→ Short problem: Scan the data below. Pull out each line where "Output" occurs.

→ Dataset content:
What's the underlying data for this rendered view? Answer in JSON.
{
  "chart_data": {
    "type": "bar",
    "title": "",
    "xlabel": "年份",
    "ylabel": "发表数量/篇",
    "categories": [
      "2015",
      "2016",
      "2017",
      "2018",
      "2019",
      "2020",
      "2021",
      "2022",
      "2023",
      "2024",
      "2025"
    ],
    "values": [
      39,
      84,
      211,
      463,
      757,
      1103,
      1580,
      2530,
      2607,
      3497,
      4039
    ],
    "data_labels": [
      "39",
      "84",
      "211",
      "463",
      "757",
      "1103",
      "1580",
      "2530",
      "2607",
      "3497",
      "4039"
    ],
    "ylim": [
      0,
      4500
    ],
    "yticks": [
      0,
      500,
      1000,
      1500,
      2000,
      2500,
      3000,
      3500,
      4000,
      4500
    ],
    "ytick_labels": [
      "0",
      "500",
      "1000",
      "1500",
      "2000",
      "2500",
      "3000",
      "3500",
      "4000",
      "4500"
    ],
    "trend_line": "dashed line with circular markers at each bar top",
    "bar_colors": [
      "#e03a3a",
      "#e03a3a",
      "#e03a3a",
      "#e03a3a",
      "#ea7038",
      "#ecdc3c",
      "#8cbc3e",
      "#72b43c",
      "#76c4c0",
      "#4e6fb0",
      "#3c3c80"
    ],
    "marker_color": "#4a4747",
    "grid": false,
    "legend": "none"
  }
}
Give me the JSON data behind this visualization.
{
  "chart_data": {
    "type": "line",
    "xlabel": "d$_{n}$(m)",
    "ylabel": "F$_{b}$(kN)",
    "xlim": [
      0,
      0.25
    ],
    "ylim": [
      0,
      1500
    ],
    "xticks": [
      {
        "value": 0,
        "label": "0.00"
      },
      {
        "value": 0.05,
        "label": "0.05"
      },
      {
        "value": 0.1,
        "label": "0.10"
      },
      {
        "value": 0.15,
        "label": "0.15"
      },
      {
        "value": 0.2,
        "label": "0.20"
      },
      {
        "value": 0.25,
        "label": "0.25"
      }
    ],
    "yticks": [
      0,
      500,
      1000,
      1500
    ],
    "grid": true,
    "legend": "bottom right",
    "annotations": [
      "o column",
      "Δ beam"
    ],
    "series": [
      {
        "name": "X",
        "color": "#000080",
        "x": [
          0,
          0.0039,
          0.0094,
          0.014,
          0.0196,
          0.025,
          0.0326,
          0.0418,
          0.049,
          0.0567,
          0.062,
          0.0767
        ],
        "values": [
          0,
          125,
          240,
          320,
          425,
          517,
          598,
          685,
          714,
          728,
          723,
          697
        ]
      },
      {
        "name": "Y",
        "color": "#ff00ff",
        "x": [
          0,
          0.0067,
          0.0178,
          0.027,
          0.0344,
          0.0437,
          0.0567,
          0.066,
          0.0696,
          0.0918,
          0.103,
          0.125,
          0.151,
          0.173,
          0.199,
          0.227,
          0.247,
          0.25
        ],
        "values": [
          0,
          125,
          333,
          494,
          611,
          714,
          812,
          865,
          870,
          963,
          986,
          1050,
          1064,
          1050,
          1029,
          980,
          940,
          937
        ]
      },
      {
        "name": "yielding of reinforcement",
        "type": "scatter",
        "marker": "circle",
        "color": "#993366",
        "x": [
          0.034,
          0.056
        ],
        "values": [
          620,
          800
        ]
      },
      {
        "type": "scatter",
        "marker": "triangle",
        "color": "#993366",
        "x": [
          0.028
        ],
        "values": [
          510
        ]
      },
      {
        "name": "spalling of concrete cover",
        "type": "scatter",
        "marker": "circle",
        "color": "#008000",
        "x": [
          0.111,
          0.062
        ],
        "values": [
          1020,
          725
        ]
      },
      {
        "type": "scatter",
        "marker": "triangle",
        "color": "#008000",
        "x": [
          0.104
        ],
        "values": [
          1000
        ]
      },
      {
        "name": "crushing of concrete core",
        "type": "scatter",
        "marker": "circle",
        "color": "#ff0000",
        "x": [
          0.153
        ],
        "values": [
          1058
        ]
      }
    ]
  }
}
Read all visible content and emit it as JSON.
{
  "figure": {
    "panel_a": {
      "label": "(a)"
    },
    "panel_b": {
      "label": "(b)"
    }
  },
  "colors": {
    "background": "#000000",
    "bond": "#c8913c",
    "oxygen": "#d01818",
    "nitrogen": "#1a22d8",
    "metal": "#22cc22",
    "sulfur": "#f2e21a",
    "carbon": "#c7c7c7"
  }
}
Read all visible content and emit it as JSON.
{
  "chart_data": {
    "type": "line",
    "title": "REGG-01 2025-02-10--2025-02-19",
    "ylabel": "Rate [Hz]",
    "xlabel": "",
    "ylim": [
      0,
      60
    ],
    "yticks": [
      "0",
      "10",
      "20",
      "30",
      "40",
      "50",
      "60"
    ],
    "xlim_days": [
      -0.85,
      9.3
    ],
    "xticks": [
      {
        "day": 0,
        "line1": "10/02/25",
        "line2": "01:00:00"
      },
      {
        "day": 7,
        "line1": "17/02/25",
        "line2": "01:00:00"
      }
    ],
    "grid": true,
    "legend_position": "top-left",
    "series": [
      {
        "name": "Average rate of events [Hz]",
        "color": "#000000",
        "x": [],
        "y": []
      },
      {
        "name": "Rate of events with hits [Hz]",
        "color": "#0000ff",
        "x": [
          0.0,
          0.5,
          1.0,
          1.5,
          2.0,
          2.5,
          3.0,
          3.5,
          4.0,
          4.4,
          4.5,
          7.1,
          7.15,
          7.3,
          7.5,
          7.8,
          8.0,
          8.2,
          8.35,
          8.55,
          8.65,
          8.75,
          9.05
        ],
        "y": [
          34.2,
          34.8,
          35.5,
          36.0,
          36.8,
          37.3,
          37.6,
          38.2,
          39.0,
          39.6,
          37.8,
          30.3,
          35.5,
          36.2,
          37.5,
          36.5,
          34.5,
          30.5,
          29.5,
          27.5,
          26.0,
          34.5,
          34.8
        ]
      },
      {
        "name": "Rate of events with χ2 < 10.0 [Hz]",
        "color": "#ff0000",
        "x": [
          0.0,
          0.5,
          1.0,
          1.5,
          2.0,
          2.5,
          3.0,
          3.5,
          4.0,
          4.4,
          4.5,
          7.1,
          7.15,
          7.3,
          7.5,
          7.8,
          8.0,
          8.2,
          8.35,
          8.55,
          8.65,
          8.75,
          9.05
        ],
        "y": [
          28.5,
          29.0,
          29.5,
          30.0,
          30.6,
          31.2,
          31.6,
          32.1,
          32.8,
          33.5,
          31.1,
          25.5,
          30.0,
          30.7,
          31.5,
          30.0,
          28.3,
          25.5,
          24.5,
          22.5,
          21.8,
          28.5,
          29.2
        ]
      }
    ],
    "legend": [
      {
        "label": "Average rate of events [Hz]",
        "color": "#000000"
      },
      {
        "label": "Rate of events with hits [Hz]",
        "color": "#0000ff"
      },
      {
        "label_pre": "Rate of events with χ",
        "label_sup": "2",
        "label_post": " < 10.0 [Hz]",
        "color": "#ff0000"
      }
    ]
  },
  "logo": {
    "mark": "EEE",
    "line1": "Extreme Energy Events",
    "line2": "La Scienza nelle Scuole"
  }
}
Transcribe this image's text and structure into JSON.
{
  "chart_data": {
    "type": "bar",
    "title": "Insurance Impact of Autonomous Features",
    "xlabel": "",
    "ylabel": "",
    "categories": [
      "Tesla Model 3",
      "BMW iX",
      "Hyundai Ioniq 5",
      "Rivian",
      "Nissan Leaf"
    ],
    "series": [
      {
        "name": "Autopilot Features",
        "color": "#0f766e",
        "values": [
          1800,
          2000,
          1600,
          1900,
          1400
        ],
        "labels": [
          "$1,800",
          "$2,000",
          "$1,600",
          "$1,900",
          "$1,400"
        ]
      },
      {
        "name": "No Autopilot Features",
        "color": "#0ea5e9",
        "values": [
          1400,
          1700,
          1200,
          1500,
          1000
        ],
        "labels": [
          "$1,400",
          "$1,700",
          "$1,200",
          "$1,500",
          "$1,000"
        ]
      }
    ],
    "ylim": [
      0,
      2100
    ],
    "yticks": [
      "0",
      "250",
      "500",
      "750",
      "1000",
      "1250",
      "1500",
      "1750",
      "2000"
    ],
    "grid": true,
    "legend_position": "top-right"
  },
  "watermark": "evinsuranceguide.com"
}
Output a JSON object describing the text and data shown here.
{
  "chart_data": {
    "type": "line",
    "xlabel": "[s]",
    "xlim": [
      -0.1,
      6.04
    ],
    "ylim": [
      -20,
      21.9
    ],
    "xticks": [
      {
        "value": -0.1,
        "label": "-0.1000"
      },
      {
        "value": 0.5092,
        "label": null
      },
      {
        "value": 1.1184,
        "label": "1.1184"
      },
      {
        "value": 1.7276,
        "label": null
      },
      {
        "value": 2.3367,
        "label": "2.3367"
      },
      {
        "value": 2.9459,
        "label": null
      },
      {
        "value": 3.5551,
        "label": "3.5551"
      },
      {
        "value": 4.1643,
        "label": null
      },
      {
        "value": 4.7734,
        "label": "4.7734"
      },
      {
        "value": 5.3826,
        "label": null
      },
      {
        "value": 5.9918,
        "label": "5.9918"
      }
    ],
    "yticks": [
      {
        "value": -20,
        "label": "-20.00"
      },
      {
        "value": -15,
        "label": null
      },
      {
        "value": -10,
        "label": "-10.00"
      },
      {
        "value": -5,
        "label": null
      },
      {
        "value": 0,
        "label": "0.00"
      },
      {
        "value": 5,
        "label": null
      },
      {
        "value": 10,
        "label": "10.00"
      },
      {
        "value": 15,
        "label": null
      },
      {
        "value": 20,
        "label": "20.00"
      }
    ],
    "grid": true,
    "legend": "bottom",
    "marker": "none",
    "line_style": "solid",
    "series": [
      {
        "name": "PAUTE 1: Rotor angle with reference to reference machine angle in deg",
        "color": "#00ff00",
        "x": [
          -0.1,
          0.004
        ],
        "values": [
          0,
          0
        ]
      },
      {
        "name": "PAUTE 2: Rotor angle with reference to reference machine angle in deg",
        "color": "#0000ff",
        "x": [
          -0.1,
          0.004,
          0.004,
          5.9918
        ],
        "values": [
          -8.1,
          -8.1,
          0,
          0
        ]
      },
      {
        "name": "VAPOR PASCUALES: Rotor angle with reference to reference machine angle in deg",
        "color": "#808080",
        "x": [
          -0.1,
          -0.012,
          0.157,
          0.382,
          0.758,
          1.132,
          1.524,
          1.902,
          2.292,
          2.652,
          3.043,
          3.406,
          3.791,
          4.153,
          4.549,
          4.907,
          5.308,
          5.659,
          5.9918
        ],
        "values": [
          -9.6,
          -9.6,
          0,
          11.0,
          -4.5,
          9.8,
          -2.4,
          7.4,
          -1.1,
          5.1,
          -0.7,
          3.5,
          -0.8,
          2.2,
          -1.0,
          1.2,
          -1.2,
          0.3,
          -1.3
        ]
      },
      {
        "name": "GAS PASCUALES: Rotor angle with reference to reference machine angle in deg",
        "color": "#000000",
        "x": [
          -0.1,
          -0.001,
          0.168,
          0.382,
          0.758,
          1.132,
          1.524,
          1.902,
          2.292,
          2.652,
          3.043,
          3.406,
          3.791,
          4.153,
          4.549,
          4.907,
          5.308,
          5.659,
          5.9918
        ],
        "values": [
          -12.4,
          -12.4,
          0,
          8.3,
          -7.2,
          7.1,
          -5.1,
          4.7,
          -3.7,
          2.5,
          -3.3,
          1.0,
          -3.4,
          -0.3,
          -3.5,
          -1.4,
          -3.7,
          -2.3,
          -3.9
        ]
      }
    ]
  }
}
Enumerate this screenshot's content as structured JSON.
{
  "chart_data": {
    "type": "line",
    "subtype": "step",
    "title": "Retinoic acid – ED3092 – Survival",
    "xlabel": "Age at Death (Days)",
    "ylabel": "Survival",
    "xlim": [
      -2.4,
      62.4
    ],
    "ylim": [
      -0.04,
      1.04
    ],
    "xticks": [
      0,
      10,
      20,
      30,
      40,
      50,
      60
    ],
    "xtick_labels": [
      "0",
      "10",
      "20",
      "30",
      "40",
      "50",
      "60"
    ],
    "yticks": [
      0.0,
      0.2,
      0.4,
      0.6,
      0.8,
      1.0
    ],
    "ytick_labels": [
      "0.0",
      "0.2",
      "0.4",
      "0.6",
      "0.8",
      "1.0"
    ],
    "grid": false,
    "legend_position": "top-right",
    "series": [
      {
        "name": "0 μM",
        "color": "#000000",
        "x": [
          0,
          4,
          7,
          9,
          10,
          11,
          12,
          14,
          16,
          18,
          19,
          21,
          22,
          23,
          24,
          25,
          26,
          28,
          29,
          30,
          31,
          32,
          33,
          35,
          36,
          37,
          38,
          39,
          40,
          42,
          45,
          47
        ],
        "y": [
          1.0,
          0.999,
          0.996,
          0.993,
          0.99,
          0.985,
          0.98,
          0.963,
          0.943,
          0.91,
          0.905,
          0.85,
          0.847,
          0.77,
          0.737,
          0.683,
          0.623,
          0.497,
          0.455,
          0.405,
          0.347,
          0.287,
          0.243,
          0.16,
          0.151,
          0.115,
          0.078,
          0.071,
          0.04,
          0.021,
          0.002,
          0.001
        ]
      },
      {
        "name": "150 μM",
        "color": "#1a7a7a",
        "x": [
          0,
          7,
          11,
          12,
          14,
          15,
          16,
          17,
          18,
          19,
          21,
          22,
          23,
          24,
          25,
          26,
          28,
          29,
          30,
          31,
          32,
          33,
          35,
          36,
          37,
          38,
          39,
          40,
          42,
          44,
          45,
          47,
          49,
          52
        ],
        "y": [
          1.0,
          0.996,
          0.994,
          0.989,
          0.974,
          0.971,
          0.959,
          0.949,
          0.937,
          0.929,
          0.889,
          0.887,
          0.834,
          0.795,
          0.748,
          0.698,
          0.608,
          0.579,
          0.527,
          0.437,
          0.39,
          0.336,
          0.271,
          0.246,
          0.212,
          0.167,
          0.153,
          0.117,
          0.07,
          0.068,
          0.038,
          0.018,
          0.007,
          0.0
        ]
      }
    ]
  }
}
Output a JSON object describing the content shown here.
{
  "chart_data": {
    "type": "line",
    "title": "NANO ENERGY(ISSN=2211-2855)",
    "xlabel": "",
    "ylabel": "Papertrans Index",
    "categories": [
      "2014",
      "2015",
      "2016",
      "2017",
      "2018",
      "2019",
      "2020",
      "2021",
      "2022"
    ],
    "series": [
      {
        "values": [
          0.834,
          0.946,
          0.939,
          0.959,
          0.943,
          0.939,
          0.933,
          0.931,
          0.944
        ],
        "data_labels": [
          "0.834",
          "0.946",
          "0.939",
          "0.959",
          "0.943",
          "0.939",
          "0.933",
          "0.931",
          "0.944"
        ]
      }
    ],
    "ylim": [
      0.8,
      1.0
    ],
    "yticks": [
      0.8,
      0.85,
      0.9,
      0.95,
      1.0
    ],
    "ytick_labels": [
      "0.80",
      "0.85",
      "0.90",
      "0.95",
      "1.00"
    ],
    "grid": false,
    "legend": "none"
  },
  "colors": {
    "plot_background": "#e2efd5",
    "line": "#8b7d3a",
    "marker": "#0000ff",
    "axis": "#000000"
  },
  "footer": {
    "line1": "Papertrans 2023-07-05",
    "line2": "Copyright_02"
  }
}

→ Result of this exercise:
Output a JSON object describing the text and data shown here.
Output a JSON object describing the content shown here.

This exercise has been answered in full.